PROBLEM - Quote every line of the data below as it stands, omitting pictures.

[Dataset items]
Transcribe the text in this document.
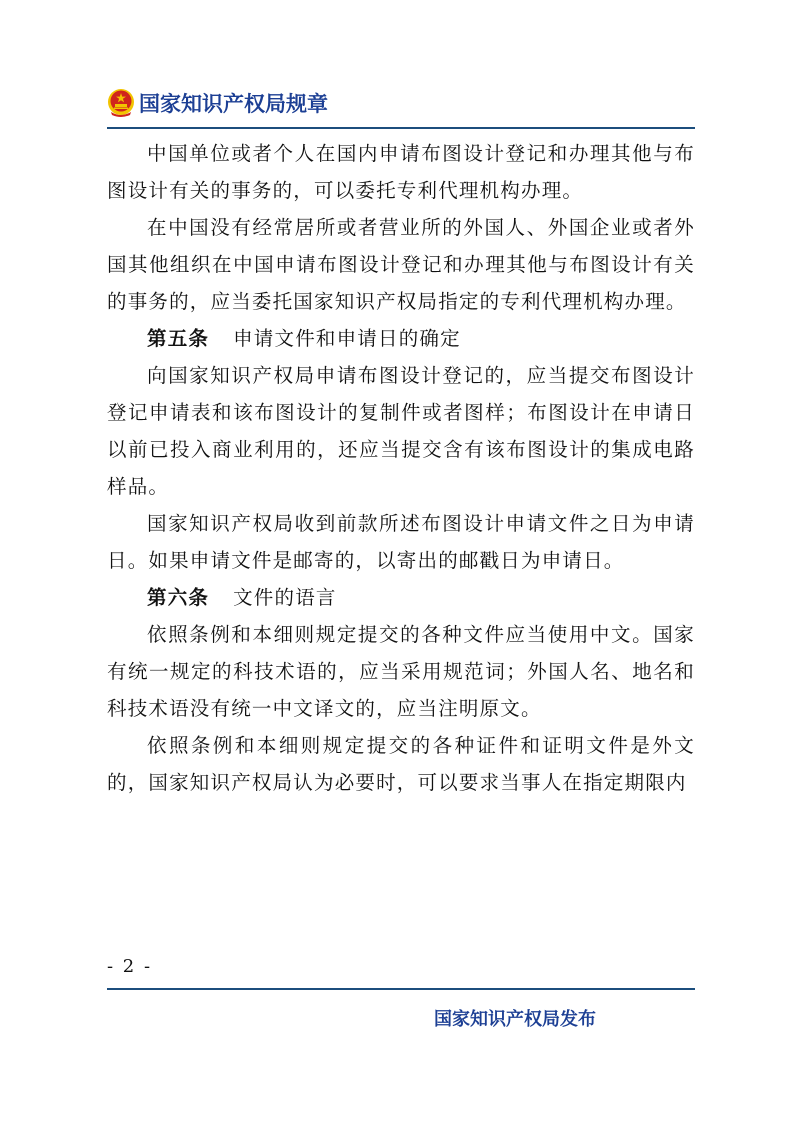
国家知识产权局规章

中国单位或者个人在国内申请布图设计登记和办理其他与布图设计有关的事务的，可以委托专利代理机构办理。

在中国没有经常居所或者营业所的外国人、外国企业或者外国其他组织在中国申请布图设计登记和办理其他与布图设计有关的事务的，应当委托国家知识产权局指定的专利代理机构办理。

第五条 申请文件和申请日的确定

向国家知识产权局申请布图设计登记的，应当提交布图设计登记申请表和该布图设计的复制件或者图样；布图设计在申请日以前已投入商业利用的，还应当提交含有该布图设计的集成电路样品。

国家知识产权局收到前款所述布图设计申请文件之日为申请日。如果申请文件是邮寄的，以寄出的邮戳日为申请日。

第六条 文件的语言

依照条例和本细则规定提交的各种文件应当使用中文。国家有统一规定的科技术语的，应当采用规范词；外国人名、地名和科技术语没有统一中文译文的，应当注明原文。

依照条例和本细则规定提交的各种证件和证明文件是外文的，国家知识产权局认为必要时，可以要求当事人在指定期限内

- 2 -
国家知识产权局发布
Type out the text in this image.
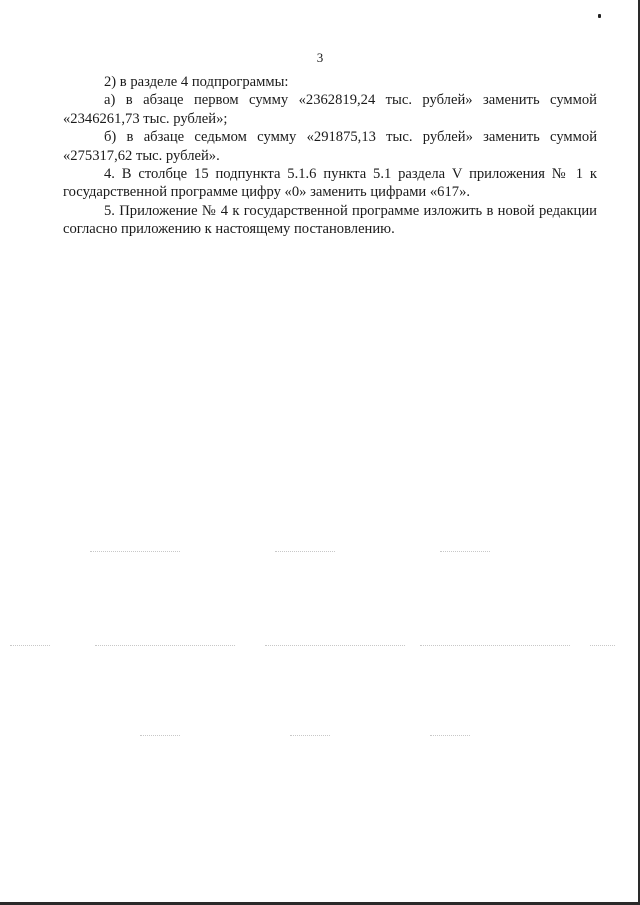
3

2) в разделе 4 подпрограммы:

а) в абзаце первом сумму «2362819,24 тыс. рублей» заменить суммой «2346261,73 тыс. рублей»;

б) в абзаце седьмом сумму «291875,13 тыс. рублей» заменить суммой «275317,62 тыс. рублей».

4. В столбце 15 подпункта 5.1.6 пункта 5.1 раздела V приложения № 1 к государственной программе цифру «0» заменить цифрами «617».

5. Приложение № 4 к государственной программе изложить в новой редакции согласно приложению к настоящему постановлению.
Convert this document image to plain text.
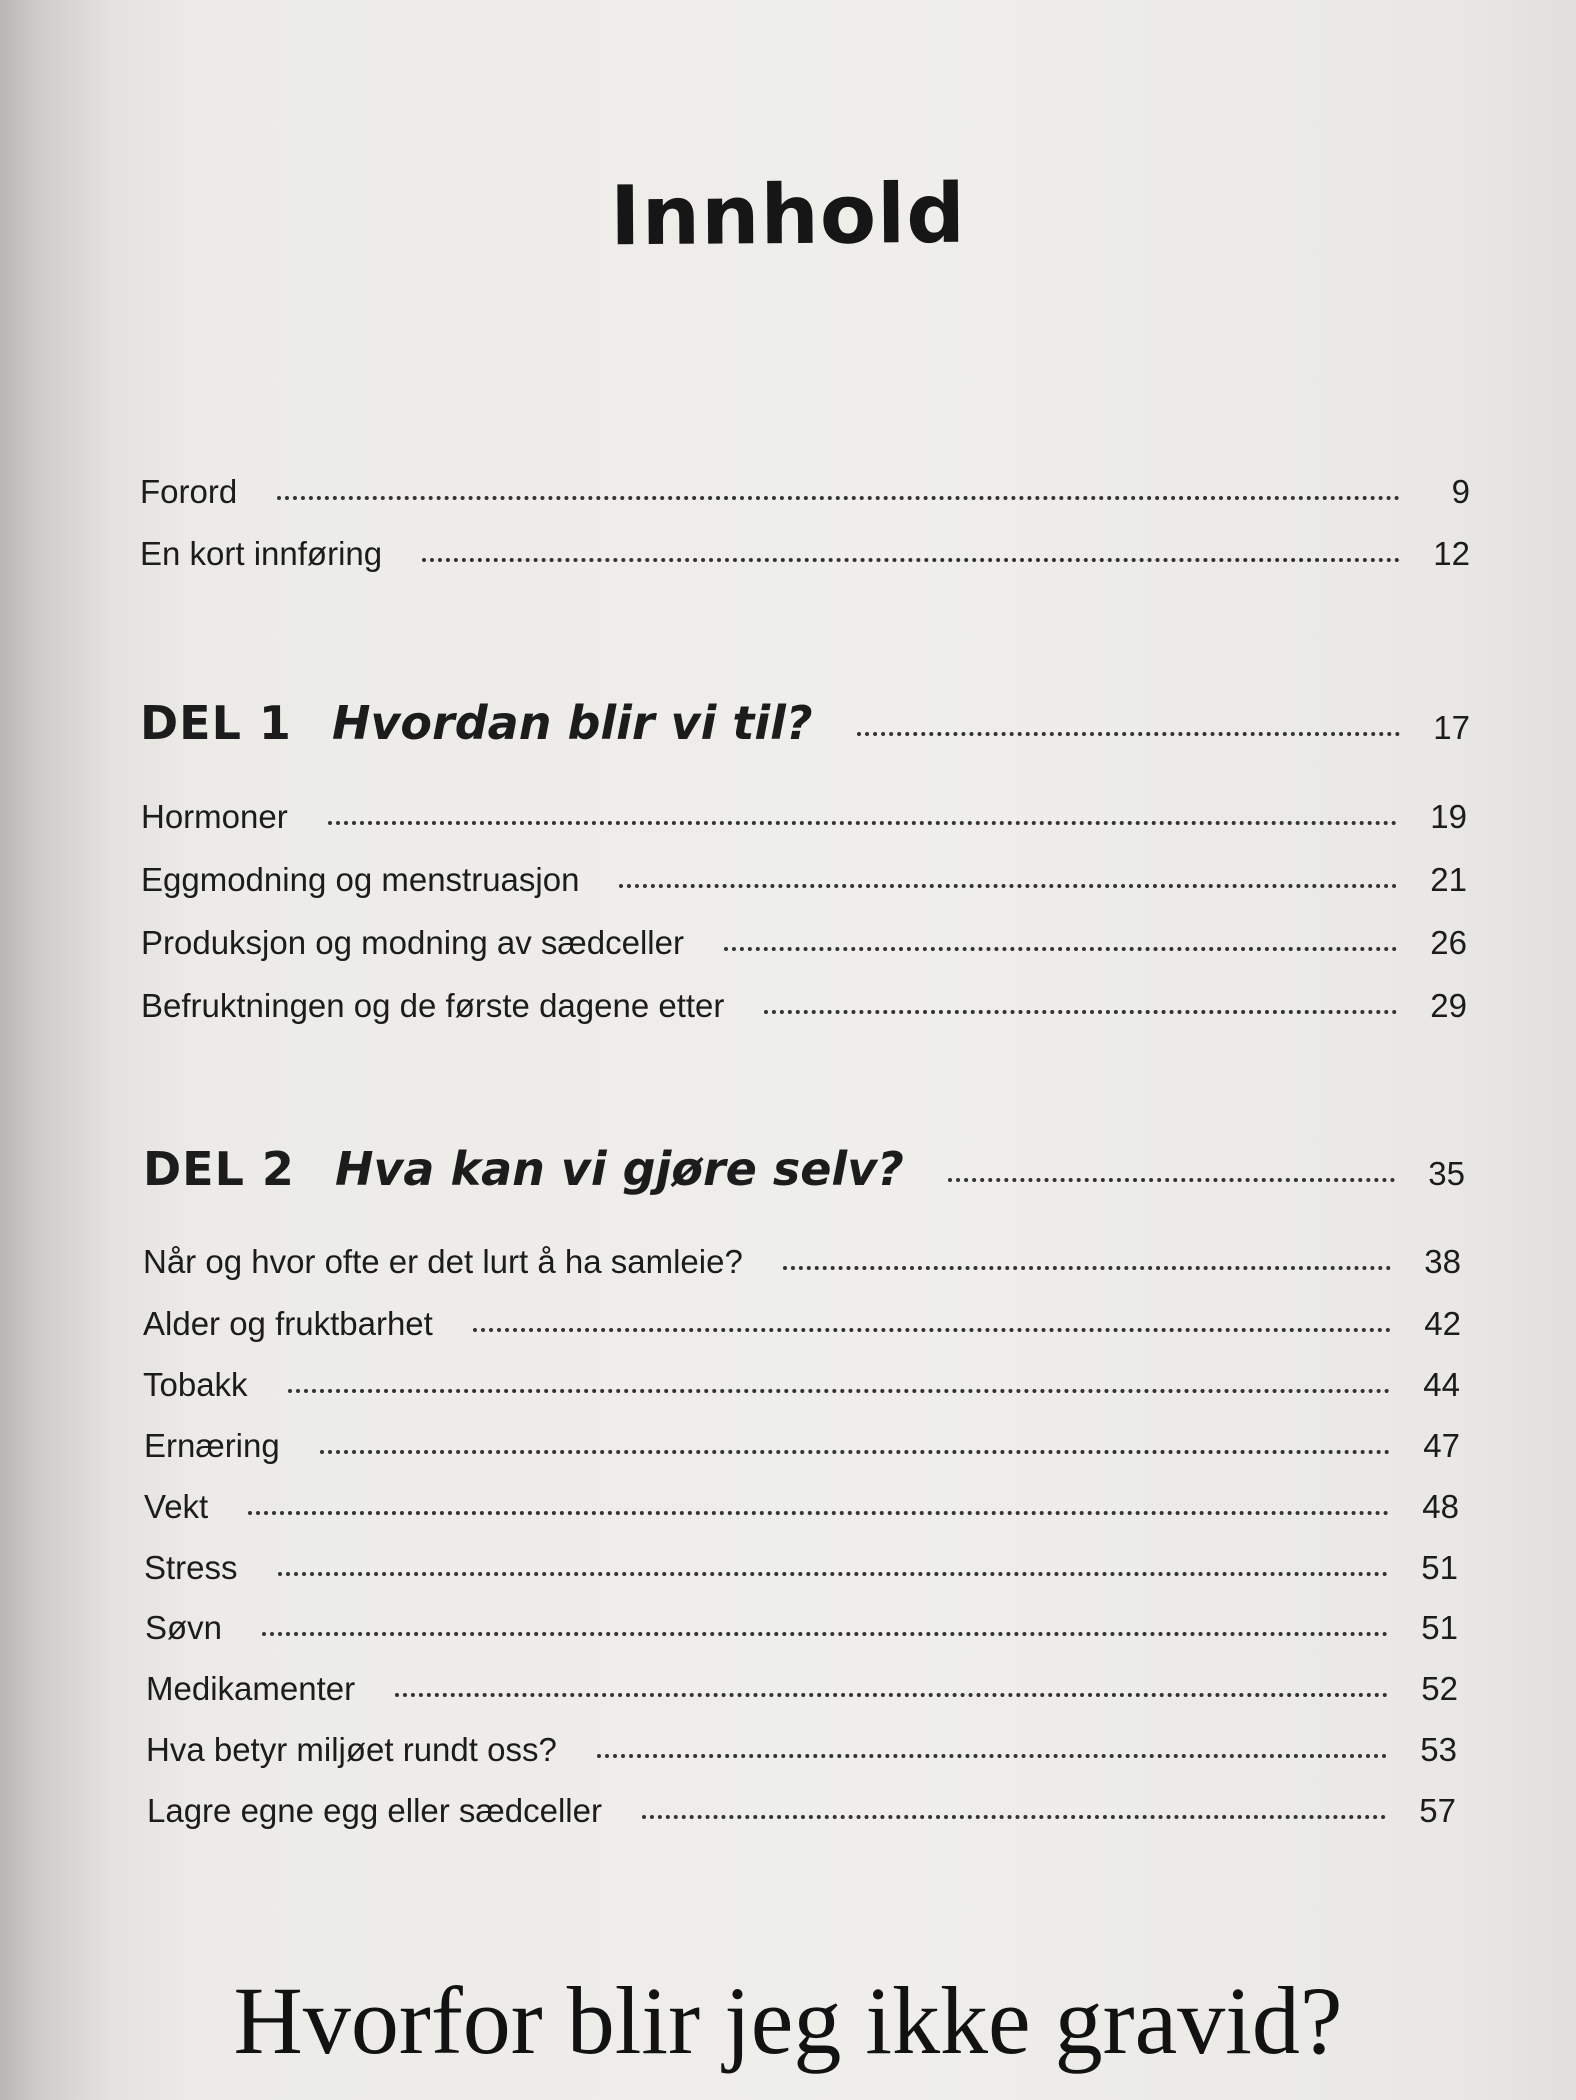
Innhold
Forord	9
En kort innføring	12
DEL 1 Hvordan blir vi til?	17
Hormoner	19
Eggmodning og menstruasjon	21
Produksjon og modning av sædceller	26
Befruktningen og de første dagene etter	29
DEL 2 Hva kan vi gjøre selv?	35
Når og hvor ofte er det lurt å ha samleie?	38
Alder og fruktbarhet	42
Tobakk	44
Ernæring	47
Vekt	48
Stress	51
Søvn	51
Medikamenter	52
Hva betyr miljøet rundt oss?	53
Lagre egne egg eller sædceller	57
Hvorfor blir jeg ikke gravid?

TASK RESULT -
Transcribe the text in this document.
国家知识产权局规章

中国单位或者个人在国内申请布图设计登记和办理其他与布图设计有关的事务的，可以委托专利代理机构办理。

在中国没有经常居所或者营业所的外国人、外国企业或者外国其他组织在中国申请布图设计登记和办理其他与布图设计有关的事务的，应当委托国家知识产权局指定的专利代理机构办理。

第五条 申请文件和申请日的确定

向国家知识产权局申请布图设计登记的，应当提交布图设计登记申请表和该布图设计的复制件或者图样；布图设计在申请日以前已投入商业利用的，还应当提交含有该布图设计的集成电路样品。

国家知识产权局收到前款所述布图设计申请文件之日为申请日。如果申请文件是邮寄的，以寄出的邮戳日为申请日。

第六条 文件的语言

依照条例和本细则规定提交的各种文件应当使用中文。国家有统一规定的科技术语的，应当采用规范词；外国人名、地名和科技术语没有统一中文译文的，应当注明原文。

依照条例和本细则规定提交的各种证件和证明文件是外文的，国家知识产权局认为必要时，可以要求当事人在指定期限内

- 2 -
国家知识产权局发布
Type out the text in this image.
3

2) в разделе 4 подпрограммы:

а) в абзаце первом сумму «2362819,24 тыс. рублей» заменить суммой «2346261,73 тыс. рублей»;

б) в абзаце седьмом сумму «291875,13 тыс. рублей» заменить суммой «275317,62 тыс. рублей».

4. В столбце 15 подпункта 5.1.6 пункта 5.1 раздела V приложения № 1 к государственной программе цифру «0» заменить цифрами «617».

5. Приложение № 4 к государственной программе изложить в новой редакции согласно приложению к настоящему постановлению.
Convert this document image to plain text.
Innhold
Forord	9
En kort innføring	12
DEL 1 Hvordan blir vi til?	17
Hormoner	19
Eggmodning og menstruasjon	21
Produksjon og modning av sædceller	26
Befruktningen og de første dagene etter	29
DEL 2 Hva kan vi gjøre selv?	35
Når og hvor ofte er det lurt å ha samleie?	38
Alder og fruktbarhet	42
Tobakk	44
Ernæring	47
Vekt	48
Stress	51
Søvn	51
Medikamenter	52
Hva betyr miljøet rundt oss?	53
Lagre egne egg eller sædceller	57
Hvorfor blir jeg ikke gravid?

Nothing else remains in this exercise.